▸ **GIVEN INSTRUCTION**:
Write out the records below once more, exactly as they stand.

(Items from a data source)
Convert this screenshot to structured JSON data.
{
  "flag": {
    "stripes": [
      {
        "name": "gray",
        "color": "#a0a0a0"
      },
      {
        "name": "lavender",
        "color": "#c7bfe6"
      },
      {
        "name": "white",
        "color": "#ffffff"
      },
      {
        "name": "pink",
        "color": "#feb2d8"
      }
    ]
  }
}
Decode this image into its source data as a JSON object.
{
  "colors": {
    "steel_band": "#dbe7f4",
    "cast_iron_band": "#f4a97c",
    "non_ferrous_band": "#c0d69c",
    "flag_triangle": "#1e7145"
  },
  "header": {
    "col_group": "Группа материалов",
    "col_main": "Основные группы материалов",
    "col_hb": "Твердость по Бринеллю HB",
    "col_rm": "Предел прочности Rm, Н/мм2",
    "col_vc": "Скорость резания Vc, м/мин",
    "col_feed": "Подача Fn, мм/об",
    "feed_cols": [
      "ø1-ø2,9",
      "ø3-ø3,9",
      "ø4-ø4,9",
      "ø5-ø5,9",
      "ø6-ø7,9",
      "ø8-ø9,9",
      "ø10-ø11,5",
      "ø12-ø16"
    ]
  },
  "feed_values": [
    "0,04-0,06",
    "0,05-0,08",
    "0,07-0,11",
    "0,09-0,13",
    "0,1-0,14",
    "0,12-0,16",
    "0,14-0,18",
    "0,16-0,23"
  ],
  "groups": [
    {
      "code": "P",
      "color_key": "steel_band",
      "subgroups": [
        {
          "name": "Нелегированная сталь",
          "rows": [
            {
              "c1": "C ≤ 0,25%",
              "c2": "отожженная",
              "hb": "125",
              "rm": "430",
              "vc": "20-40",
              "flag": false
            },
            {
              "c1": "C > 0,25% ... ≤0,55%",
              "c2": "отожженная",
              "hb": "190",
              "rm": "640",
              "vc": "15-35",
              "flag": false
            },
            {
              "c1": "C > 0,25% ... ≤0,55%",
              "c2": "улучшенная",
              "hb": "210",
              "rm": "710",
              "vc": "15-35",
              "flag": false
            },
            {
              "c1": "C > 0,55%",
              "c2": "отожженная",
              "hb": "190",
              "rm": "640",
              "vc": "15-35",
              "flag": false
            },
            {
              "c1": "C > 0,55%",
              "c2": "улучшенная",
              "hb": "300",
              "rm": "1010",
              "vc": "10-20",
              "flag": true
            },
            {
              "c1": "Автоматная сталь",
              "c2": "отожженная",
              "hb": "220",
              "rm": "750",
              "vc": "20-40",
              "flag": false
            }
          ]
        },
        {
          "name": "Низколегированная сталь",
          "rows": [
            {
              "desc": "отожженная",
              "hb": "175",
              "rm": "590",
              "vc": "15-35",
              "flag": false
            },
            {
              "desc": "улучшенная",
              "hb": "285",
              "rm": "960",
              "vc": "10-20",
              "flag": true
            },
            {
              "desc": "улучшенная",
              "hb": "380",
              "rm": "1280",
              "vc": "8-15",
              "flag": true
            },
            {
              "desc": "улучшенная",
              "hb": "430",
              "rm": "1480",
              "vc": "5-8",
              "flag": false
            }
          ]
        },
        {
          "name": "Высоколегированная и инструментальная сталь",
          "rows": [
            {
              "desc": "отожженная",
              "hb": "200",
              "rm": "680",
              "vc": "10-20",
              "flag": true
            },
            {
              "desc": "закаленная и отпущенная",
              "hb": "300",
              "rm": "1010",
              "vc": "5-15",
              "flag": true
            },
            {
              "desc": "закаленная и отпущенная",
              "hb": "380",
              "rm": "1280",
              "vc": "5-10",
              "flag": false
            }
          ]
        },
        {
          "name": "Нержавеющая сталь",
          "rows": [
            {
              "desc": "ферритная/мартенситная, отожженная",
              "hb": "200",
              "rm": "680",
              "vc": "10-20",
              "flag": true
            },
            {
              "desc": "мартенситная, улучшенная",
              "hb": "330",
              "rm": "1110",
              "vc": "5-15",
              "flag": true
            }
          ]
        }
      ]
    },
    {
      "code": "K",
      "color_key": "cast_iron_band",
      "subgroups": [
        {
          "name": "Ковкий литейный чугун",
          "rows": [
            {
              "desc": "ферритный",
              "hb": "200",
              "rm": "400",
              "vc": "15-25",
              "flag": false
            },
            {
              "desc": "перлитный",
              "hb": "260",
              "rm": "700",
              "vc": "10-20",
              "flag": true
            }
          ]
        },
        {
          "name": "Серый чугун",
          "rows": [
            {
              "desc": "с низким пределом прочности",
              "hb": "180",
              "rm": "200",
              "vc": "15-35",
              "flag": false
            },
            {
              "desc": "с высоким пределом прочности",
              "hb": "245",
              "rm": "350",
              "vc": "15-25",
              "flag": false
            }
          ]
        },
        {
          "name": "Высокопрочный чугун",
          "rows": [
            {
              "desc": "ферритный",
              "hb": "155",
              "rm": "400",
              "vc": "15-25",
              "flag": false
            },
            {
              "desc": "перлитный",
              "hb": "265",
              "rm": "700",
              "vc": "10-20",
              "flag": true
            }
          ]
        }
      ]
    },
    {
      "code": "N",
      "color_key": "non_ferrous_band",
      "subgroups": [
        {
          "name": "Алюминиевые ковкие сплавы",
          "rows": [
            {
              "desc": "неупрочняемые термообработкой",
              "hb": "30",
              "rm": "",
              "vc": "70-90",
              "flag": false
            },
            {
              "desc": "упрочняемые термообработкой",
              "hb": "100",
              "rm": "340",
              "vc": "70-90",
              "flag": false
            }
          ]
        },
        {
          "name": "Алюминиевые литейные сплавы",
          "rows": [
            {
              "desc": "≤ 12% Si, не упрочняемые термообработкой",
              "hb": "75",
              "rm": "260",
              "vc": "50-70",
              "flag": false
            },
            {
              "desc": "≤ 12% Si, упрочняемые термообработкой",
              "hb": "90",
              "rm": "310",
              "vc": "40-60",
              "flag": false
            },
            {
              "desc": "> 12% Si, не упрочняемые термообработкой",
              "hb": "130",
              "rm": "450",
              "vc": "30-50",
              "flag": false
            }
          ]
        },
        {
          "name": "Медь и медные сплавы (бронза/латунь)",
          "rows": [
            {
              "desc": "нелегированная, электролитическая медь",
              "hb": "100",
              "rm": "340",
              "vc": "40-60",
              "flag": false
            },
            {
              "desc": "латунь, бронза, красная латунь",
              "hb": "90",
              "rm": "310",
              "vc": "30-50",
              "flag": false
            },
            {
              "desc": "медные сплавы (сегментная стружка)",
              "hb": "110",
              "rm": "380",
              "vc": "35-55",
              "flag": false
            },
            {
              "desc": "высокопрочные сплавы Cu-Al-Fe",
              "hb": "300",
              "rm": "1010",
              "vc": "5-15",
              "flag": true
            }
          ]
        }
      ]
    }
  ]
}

▸ **ANSWER TO THIS EXERCISE**:
Convert this screenshot to structured JSON data.
{
  "flag": {
    "stripes": [
      {
        "name": "gray",
        "color": "#a0a0a0"
      },
      {
        "name": "lavender",
        "color": "#c7bfe6"
      },
      {
        "name": "white",
        "color": "#ffffff"
      },
      {
        "name": "pink",
        "color": "#feb2d8"
      }
    ]
  }
}
Decode this image into its source data as a JSON object.
{
  "colors": {
    "steel_band": "#dbe7f4",
    "cast_iron_band": "#f4a97c",
    "non_ferrous_band": "#c0d69c",
    "flag_triangle": "#1e7145"
  },
  "header": {
    "col_group": "Группа материалов",
    "col_main": "Основные группы материалов",
    "col_hb": "Твердость по Бринеллю HB",
    "col_rm": "Предел прочности Rm, Н/мм2",
    "col_vc": "Скорость резания Vc, м/мин",
    "col_feed": "Подача Fn, мм/об",
    "feed_cols": [
      "ø1-ø2,9",
      "ø3-ø3,9",
      "ø4-ø4,9",
      "ø5-ø5,9",
      "ø6-ø7,9",
      "ø8-ø9,9",
      "ø10-ø11,5",
      "ø12-ø16"
    ]
  },
  "feed_values": [
    "0,04-0,06",
    "0,05-0,08",
    "0,07-0,11",
    "0,09-0,13",
    "0,1-0,14",
    "0,12-0,16",
    "0,14-0,18",
    "0,16-0,23"
  ],
  "groups": [
    {
      "code": "P",
      "color_key": "steel_band",
      "subgroups": [
        {
          "name": "Нелегированная сталь",
          "rows": [
            {
              "c1": "C ≤ 0,25%",
              "c2": "отожженная",
              "hb": "125",
              "rm": "430",
              "vc": "20-40",
              "flag": false
            },
            {
              "c1": "C > 0,25% ... ≤0,55%",
              "c2": "отожженная",
              "hb": "190",
              "rm": "640",
              "vc": "15-35",
              "flag": false
            },
            {
              "c1": "C > 0,25% ... ≤0,55%",
              "c2": "улучшенная",
              "hb": "210",
              "rm": "710",
              "vc": "15-35",
              "flag": false
            },
            {
              "c1": "C > 0,55%",
              "c2": "отожженная",
              "hb": "190",
              "rm": "640",
              "vc": "15-35",
              "flag": false
            },
            {
              "c1": "C > 0,55%",
              "c2": "улучшенная",
              "hb": "300",
              "rm": "1010",
              "vc": "10-20",
              "flag": true
            },
            {
              "c1": "Автоматная сталь",
              "c2": "отожженная",
              "hb": "220",
              "rm": "750",
              "vc": "20-40",
              "flag": false
            }
          ]
        },
        {
          "name": "Низколегированная сталь",
          "rows": [
            {
              "desc": "отожженная",
              "hb": "175",
              "rm": "590",
              "vc": "15-35",
              "flag": false
            },
            {
              "desc": "улучшенная",
              "hb": "285",
              "rm": "960",
              "vc": "10-20",
              "flag": true
            },
            {
              "desc": "улучшенная",
              "hb": "380",
              "rm": "1280",
              "vc": "8-15",
              "flag": true
            },
            {
              "desc": "улучшенная",
              "hb": "430",
              "rm": "1480",
              "vc": "5-8",
              "flag": false
            }
          ]
        },
        {
          "name": "Высоколегированная и инструментальная сталь",
          "rows": [
            {
              "desc": "отожженная",
              "hb": "200",
              "rm": "680",
              "vc": "10-20",
              "flag": true
            },
            {
              "desc": "закаленная и отпущенная",
              "hb": "300",
              "rm": "1010",
              "vc": "5-15",
              "flag": true
            },
            {
              "desc": "закаленная и отпущенная",
              "hb": "380",
              "rm": "1280",
              "vc": "5-10",
              "flag": false
            }
          ]
        },
        {
          "name": "Нержавеющая сталь",
          "rows": [
            {
              "desc": "ферритная/мартенситная, отожженная",
              "hb": "200",
              "rm": "680",
              "vc": "10-20",
              "flag": true
            },
            {
              "desc": "мартенситная, улучшенная",
              "hb": "330",
              "rm": "1110",
              "vc": "5-15",
              "flag": true
            }
          ]
        }
      ]
    },
    {
      "code": "K",
      "color_key": "cast_iron_band",
      "subgroups": [
        {
          "name": "Ковкий литейный чугун",
          "rows": [
            {
              "desc": "ферритный",
              "hb": "200",
              "rm": "400",
              "vc": "15-25",
              "flag": false
            },
            {
              "desc": "перлитный",
              "hb": "260",
              "rm": "700",
              "vc": "10-20",
              "flag": true
            }
          ]
        },
        {
          "name": "Серый чугун",
          "rows": [
            {
              "desc": "с низким пределом прочности",
              "hb": "180",
              "rm": "200",
              "vc": "15-35",
              "flag": false
            },
            {
              "desc": "с высоким пределом прочности",
              "hb": "245",
              "rm": "350",
              "vc": "15-25",
              "flag": false
            }
          ]
        },
        {
          "name": "Высокопрочный чугун",
          "rows": [
            {
              "desc": "ферритный",
              "hb": "155",
              "rm": "400",
              "vc": "15-25",
              "flag": false
            },
            {
              "desc": "перлитный",
              "hb": "265",
              "rm": "700",
              "vc": "10-20",
              "flag": true
            }
          ]
        }
      ]
    },
    {
      "code": "N",
      "color_key": "non_ferrous_band",
      "subgroups": [
        {
          "name": "Алюминиевые ковкие сплавы",
          "rows": [
            {
              "desc": "неупрочняемые термообработкой",
              "hb": "30",
              "rm": "",
              "vc": "70-90",
              "flag": false
            },
            {
              "desc": "упрочняемые термообработкой",
              "hb": "100",
              "rm": "340",
              "vc": "70-90",
              "flag": false
            }
          ]
        },
        {
          "name": "Алюминиевые литейные сплавы",
          "rows": [
            {
              "desc": "≤ 12% Si, не упрочняемые термообработкой",
              "hb": "75",
              "rm": "260",
              "vc": "50-70",
              "flag": false
            },
            {
              "desc": "≤ 12% Si, упрочняемые термообработкой",
              "hb": "90",
              "rm": "310",
              "vc": "40-60",
              "flag": false
            },
            {
              "desc": "> 12% Si, не упрочняемые термообработкой",
              "hb": "130",
              "rm": "450",
              "vc": "30-50",
              "flag": false
            }
          ]
        },
        {
          "name": "Медь и медные сплавы (бронза/латунь)",
          "rows": [
            {
              "desc": "нелегированная, электролитическая медь",
              "hb": "100",
              "rm": "340",
              "vc": "40-60",
              "flag": false
            },
            {
              "desc": "латунь, бронза, красная латунь",
              "hb": "90",
              "rm": "310",
              "vc": "30-50",
              "flag": false
            },
            {
              "desc": "медные сплавы (сегментная стружка)",
              "hb": "110",
              "rm": "380",
              "vc": "35-55",
              "flag": false
            },
            {
              "desc": "высокопрочные сплавы Cu-Al-Fe",
              "hb": "300",
              "rm": "1010",
              "vc": "5-15",
              "flag": true
            }
          ]
        }
      ]
    }
  ]
}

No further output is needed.